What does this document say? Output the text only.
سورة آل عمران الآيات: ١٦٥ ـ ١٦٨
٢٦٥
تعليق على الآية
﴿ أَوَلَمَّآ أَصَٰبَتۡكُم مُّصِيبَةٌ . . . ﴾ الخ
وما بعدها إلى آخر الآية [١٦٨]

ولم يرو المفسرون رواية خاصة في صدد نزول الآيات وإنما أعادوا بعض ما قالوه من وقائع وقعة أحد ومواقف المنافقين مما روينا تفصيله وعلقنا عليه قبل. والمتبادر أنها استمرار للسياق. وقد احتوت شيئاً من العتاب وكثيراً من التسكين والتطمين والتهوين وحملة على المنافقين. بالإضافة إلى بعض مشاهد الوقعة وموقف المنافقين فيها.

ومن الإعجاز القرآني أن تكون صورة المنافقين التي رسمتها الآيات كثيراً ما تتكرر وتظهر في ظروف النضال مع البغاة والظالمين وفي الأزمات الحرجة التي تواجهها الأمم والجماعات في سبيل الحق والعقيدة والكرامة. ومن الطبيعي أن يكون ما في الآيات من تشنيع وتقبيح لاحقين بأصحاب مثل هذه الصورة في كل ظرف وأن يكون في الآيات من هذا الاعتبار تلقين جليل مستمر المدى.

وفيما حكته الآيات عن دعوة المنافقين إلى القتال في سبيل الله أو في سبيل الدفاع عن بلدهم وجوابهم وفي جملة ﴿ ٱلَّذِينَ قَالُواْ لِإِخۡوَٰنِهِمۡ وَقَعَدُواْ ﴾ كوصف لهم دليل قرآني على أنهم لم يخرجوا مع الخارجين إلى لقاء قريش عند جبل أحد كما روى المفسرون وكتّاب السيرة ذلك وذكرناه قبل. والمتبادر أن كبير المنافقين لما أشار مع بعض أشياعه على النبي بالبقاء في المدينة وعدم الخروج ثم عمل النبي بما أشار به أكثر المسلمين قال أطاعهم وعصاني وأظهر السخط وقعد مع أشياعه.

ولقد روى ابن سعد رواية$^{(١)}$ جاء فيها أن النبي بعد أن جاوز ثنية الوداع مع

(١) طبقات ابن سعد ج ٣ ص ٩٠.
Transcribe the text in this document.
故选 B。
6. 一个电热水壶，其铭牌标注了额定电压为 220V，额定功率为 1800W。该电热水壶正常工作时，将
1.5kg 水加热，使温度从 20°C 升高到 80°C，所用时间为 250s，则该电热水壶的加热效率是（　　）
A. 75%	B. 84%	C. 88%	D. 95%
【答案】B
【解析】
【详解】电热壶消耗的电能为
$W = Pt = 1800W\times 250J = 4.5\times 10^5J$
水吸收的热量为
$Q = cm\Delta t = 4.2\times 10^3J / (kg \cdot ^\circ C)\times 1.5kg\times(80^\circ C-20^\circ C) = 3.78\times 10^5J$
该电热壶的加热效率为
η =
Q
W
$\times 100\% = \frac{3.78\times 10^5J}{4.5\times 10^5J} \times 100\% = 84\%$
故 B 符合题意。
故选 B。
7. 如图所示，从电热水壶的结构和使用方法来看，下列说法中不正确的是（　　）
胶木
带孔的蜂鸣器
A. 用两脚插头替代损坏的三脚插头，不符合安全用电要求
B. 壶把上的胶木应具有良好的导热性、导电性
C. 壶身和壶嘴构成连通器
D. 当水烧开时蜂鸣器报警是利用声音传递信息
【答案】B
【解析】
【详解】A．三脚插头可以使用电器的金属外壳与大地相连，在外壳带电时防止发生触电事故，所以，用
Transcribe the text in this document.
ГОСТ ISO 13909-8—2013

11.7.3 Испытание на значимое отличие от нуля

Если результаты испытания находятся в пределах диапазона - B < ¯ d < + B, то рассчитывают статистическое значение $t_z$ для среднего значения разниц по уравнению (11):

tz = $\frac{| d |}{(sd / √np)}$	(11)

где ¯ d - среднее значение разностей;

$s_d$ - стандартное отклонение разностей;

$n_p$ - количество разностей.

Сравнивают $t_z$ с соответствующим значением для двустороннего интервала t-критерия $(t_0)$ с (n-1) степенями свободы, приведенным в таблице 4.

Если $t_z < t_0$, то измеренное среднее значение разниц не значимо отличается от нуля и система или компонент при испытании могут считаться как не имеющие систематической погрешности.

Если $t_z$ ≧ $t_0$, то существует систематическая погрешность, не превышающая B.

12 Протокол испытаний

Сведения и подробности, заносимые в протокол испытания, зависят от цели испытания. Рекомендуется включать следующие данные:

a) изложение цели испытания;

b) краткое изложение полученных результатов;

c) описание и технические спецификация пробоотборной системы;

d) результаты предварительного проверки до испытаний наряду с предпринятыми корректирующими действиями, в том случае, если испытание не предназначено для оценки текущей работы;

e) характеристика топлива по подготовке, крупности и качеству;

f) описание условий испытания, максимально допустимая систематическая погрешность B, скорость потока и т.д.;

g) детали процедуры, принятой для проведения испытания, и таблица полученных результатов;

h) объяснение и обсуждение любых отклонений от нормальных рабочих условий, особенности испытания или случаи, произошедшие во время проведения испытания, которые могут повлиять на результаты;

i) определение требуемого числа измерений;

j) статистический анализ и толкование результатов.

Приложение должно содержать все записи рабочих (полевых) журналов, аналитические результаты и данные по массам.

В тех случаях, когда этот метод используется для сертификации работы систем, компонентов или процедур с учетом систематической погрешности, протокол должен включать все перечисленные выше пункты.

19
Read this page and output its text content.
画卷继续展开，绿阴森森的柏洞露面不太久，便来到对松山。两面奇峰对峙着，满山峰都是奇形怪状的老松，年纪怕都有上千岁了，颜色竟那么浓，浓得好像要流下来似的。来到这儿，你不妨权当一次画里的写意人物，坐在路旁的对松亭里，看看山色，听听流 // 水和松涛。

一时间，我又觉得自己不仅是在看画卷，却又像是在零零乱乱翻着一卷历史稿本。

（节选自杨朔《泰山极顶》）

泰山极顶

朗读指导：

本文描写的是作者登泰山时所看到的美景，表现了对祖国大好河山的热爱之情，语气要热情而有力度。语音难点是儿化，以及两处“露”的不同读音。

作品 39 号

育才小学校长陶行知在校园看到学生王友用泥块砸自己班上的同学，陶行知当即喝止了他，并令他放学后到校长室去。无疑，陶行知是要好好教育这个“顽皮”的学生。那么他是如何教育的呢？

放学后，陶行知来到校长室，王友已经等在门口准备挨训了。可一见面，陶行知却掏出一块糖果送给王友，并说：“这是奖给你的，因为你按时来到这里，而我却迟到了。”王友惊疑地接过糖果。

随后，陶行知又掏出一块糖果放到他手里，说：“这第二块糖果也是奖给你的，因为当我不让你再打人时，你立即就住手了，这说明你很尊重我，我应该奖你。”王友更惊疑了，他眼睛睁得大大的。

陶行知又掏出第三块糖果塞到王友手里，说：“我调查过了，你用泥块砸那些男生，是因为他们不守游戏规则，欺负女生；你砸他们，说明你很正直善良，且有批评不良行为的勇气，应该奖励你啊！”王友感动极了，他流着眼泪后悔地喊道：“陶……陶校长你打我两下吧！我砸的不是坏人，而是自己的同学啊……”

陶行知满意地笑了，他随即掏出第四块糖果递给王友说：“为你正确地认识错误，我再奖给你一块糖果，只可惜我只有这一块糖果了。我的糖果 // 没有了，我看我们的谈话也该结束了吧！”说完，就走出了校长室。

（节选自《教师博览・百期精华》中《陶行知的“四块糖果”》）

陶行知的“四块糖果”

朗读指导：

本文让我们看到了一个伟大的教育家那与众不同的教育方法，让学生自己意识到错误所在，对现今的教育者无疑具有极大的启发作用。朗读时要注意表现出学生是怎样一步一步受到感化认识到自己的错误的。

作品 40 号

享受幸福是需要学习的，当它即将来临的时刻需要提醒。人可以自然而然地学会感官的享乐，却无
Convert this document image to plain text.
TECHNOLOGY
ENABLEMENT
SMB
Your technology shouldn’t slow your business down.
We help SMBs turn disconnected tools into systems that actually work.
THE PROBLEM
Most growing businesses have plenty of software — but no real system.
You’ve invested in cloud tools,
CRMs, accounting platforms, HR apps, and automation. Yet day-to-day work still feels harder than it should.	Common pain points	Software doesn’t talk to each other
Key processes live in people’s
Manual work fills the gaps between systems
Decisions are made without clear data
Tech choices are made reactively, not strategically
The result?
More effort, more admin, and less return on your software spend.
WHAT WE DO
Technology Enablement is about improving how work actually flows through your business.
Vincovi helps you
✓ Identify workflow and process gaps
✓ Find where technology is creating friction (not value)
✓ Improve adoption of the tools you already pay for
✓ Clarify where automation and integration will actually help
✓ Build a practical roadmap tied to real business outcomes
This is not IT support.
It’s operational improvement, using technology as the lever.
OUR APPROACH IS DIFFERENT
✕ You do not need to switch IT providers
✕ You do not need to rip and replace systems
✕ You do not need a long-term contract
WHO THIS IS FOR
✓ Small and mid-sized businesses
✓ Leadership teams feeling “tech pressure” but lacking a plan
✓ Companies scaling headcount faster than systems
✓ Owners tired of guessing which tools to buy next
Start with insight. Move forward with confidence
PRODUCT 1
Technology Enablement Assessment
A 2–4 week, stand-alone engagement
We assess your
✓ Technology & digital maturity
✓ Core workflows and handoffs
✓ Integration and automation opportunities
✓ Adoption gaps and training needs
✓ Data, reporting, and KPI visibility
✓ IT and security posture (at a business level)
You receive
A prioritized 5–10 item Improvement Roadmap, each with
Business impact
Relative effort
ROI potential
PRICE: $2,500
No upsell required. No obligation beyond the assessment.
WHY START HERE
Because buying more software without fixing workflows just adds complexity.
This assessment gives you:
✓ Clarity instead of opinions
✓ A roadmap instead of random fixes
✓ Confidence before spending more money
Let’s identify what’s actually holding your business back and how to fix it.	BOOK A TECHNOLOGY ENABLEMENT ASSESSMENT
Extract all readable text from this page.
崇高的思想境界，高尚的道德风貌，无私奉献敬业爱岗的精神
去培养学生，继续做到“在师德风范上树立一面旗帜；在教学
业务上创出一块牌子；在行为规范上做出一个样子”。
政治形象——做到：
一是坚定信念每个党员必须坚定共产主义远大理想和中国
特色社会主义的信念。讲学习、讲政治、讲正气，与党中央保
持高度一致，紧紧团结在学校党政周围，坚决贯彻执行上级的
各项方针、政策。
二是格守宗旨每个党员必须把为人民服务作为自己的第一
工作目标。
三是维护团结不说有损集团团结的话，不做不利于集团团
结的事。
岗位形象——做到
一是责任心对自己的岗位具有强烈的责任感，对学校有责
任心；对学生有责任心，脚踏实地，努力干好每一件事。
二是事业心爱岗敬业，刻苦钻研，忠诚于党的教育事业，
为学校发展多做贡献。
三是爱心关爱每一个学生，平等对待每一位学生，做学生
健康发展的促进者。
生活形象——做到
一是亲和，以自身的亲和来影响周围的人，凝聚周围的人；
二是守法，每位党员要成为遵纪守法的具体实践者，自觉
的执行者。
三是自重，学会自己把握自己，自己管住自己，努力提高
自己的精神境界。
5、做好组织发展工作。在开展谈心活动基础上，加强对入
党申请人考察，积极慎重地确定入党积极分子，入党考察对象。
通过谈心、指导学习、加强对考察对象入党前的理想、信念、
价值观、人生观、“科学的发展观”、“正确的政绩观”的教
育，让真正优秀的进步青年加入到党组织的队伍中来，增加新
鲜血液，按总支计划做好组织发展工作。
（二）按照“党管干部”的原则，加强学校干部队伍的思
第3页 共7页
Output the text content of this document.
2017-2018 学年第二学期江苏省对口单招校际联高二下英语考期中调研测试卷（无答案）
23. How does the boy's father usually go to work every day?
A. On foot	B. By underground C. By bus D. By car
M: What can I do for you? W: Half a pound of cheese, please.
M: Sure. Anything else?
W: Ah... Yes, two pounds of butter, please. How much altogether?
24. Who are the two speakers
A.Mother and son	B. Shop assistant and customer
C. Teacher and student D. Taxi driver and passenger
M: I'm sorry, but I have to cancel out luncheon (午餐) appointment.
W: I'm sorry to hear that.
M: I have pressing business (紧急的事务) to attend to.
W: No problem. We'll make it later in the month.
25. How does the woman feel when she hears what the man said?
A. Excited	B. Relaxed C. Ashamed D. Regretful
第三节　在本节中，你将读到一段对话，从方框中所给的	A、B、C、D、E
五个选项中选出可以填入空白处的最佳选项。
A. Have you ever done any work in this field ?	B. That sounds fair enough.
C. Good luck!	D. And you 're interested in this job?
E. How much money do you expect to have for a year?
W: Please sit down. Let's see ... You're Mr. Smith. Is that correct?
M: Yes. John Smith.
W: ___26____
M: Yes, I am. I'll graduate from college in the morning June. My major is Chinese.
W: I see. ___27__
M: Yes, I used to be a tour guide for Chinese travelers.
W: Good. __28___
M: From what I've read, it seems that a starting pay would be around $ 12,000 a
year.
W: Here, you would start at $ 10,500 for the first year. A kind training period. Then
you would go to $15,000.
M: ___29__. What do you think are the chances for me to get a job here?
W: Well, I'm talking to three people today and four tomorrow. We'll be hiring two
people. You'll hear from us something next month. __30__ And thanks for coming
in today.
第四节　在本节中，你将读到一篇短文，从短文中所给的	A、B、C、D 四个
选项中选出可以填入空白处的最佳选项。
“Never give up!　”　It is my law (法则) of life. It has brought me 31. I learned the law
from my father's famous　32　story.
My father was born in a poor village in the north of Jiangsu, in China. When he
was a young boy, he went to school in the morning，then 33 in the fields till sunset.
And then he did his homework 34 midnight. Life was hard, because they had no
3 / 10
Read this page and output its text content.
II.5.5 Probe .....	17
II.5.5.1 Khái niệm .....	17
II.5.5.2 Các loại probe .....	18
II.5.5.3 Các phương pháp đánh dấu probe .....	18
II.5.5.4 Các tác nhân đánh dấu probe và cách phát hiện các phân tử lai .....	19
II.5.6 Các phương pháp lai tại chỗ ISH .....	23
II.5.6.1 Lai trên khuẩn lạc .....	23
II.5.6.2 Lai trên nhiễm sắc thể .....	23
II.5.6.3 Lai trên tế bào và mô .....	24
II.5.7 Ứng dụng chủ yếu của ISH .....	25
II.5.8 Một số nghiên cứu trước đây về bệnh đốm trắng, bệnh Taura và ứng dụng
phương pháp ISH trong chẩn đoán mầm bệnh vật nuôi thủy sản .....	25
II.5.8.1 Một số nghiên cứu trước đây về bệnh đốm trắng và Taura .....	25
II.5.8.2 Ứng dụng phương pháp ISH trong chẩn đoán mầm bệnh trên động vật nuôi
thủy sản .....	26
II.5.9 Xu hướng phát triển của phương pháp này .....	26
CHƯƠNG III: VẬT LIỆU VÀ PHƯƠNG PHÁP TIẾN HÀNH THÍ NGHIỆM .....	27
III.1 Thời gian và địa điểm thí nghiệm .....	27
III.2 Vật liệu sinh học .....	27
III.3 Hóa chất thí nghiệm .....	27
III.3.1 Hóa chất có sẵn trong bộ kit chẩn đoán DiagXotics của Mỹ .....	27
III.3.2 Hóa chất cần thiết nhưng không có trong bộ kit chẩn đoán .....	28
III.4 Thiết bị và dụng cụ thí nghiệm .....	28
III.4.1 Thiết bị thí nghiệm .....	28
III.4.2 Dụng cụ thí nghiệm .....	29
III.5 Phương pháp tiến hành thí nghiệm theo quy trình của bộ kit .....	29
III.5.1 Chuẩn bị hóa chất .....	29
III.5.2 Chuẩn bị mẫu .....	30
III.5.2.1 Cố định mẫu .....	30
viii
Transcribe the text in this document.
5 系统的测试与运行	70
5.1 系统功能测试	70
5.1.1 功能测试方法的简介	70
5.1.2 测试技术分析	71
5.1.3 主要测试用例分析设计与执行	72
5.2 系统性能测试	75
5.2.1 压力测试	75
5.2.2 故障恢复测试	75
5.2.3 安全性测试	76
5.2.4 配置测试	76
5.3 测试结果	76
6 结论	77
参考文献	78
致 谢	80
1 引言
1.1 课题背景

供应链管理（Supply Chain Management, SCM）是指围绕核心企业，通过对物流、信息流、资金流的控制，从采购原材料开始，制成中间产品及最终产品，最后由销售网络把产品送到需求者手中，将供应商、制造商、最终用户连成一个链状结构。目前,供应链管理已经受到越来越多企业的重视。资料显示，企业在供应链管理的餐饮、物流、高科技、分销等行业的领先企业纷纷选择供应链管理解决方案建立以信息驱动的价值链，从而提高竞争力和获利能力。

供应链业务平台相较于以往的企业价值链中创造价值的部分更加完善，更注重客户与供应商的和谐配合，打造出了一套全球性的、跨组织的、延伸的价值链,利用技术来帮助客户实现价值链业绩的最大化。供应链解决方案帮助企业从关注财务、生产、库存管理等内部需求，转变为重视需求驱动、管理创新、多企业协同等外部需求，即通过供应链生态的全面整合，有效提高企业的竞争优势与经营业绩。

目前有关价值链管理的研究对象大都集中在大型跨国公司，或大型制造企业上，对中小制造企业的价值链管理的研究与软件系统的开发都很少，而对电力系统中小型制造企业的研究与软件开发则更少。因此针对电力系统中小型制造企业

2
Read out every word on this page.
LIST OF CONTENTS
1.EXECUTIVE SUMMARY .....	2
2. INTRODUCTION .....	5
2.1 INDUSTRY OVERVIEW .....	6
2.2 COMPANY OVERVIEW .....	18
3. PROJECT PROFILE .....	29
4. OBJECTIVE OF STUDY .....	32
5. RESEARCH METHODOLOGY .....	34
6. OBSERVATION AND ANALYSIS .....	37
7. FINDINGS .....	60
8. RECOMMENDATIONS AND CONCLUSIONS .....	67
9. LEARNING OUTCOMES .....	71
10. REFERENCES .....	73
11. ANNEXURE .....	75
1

■ What you will do: Lines of the listing that contain the word "phát" are to be counted; report only their number.

■ Response to this task: 2